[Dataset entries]
· · · · · · ·
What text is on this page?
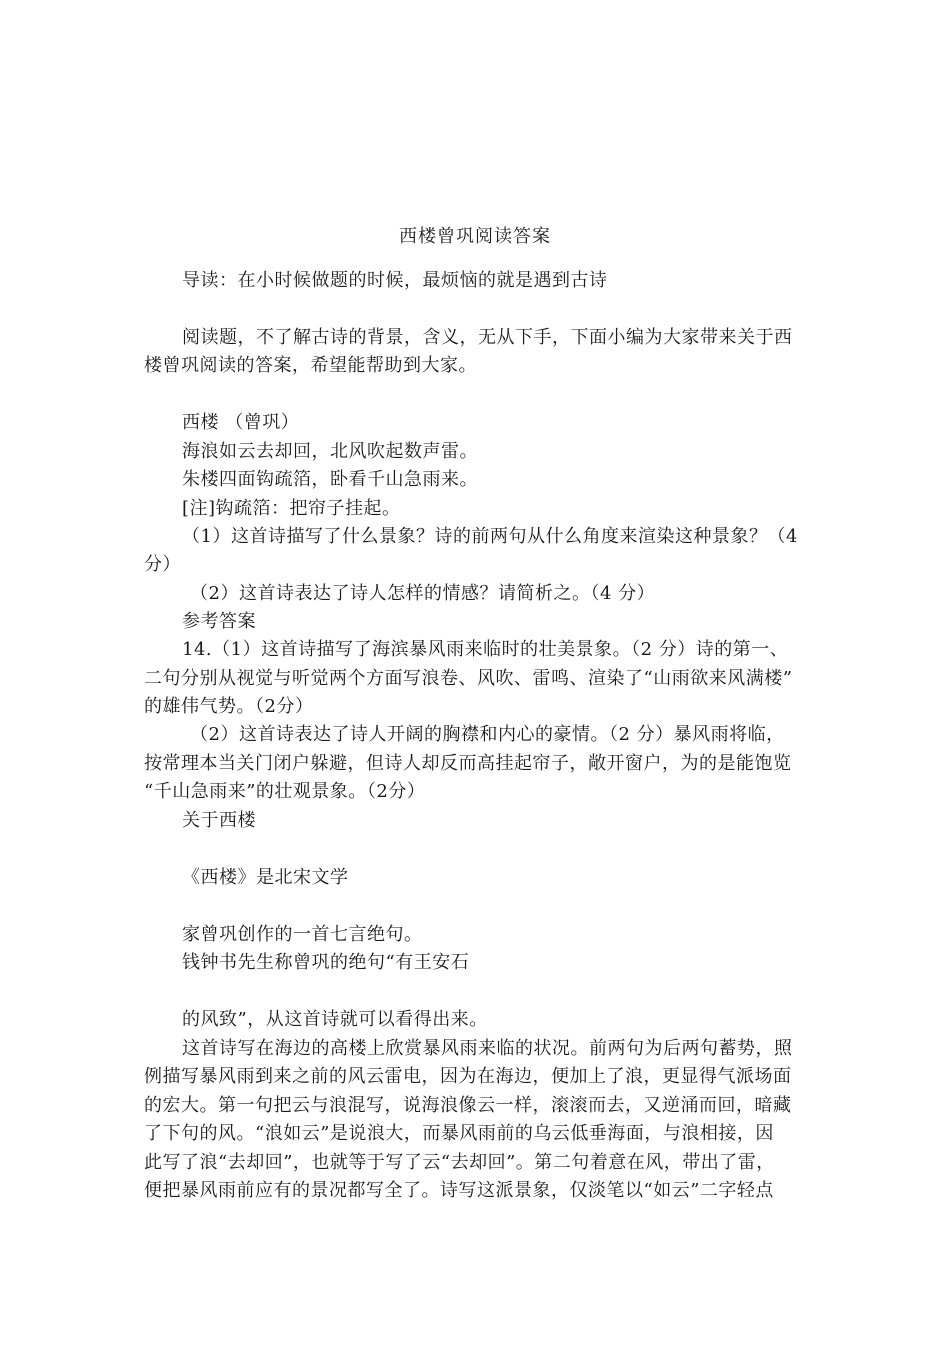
西楼曾巩阅读答案
导读：在小时候做题的时候，最烦恼的就是遇到古诗
阅读题，不了解古诗的背景，含义，无从下手，下面小编为大家带来关于西
楼曾巩阅读的答案，希望能帮助到大家。
西楼 （曾巩）
海浪如云去却回，北风吹起数声雷。
朱楼四面钩疏箔，卧看千山急雨来。
[注]钩疏箔：把帘子挂起。
（1）这首诗描写了什么景象？诗的前两句从什么角度来渲染这种景象？（4
分）
（2）这首诗表达了诗人怎样的情感？请简析之。（4 分）
参考答案
14.（1）这首诗描写了海滨暴风雨来临时的壮美景象。（2 分）诗的第一、
二句分别从视觉与听觉两个方面写浪卷、风吹、雷鸣、渲染了“山雨欲来风满楼”
的雄伟气势。（2分）
（2）这首诗表达了诗人开阔的胸襟和内心的豪情。（2 分）暴风雨将临，
按常理本当关门闭户躲避，但诗人却反而高挂起帘子，敞开窗户，为的是能饱览
“千山急雨来”的壮观景象。（2分）
关于西楼
《西楼》是北宋文学
家曾巩创作的一首七言绝句。
钱钟书先生称曾巩的绝句“有王安石
的风致”，从这首诗就可以看得出来。
这首诗写在海边的高楼上欣赏暴风雨来临的状况。前两句为后两句蓄势，照
例描写暴风雨到来之前的风云雷电，因为在海边，便加上了浪，更显得气派场面
的宏大。第一句把云与浪混写，说海浪像云一样，滚滚而去，又逆涌而回，暗藏
了下句的风。“浪如云”是说浪大，而暴风雨前的乌云低垂海面，与浪相接，因
此写了浪“去却回”，也就等于写了云“去却回”。第二句着意在风，带出了雷，
便把暴风雨前应有的景况都写全了。诗写这派景象，仅淡笔以“如云”二字轻点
· · · · · · ·
GIVEN TASK:
Copy the records above exactly, omitting every picture.

SOLUTION TO THE EXERCISE:
What text is on this page?
西楼曾巩阅读答案
导读：在小时候做题的时候，最烦恼的就是遇到古诗
阅读题，不了解古诗的背景，含义，无从下手，下面小编为大家带来关于西
楼曾巩阅读的答案，希望能帮助到大家。
西楼 （曾巩）
海浪如云去却回，北风吹起数声雷。
朱楼四面钩疏箔，卧看千山急雨来。
[注]钩疏箔：把帘子挂起。
（1）这首诗描写了什么景象？诗的前两句从什么角度来渲染这种景象？（4
分）
（2）这首诗表达了诗人怎样的情感？请简析之。（4 分）
参考答案
14.（1）这首诗描写了海滨暴风雨来临时的壮美景象。（2 分）诗的第一、
二句分别从视觉与听觉两个方面写浪卷、风吹、雷鸣、渲染了“山雨欲来风满楼”
的雄伟气势。（2分）
（2）这首诗表达了诗人开阔的胸襟和内心的豪情。（2 分）暴风雨将临，
按常理本当关门闭户躲避，但诗人却反而高挂起帘子，敞开窗户，为的是能饱览
“千山急雨来”的壮观景象。（2分）
关于西楼
《西楼》是北宋文学
家曾巩创作的一首七言绝句。
钱钟书先生称曾巩的绝句“有王安石
的风致”，从这首诗就可以看得出来。
这首诗写在海边的高楼上欣赏暴风雨来临的状况。前两句为后两句蓄势，照
例描写暴风雨到来之前的风云雷电，因为在海边，便加上了浪，更显得气派场面
的宏大。第一句把云与浪混写，说海浪像云一样，滚滚而去，又逆涌而回，暗藏
了下句的风。“浪如云”是说浪大，而暴风雨前的乌云低垂海面，与浪相接，因
此写了浪“去却回”，也就等于写了云“去却回”。第二句着意在风，带出了雷，
便把暴风雨前应有的景况都写全了。诗写这派景象，仅淡笔以“如云”二字轻点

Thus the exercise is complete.